### Aim
How many lines hold the string "name"? Give only the number.

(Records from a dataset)
__________________________________________________

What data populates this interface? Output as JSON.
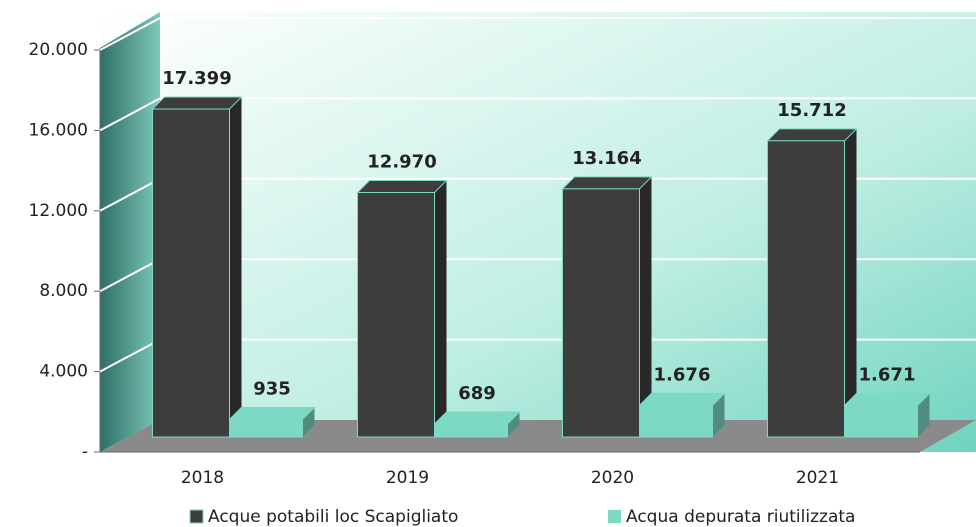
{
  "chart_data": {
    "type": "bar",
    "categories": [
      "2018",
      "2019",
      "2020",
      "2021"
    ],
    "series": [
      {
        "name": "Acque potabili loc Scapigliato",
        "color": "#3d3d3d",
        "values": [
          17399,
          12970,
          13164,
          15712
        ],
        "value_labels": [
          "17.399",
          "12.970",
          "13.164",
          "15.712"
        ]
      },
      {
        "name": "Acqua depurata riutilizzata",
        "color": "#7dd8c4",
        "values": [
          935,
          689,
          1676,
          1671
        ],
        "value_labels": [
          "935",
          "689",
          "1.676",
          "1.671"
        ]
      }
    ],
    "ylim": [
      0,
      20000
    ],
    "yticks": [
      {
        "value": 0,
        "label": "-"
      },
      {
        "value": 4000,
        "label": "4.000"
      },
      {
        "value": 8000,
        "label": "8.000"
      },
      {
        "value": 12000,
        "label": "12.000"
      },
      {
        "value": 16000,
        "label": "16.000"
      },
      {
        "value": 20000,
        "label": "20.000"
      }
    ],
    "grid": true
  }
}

__________________________________________________

### Expected output
2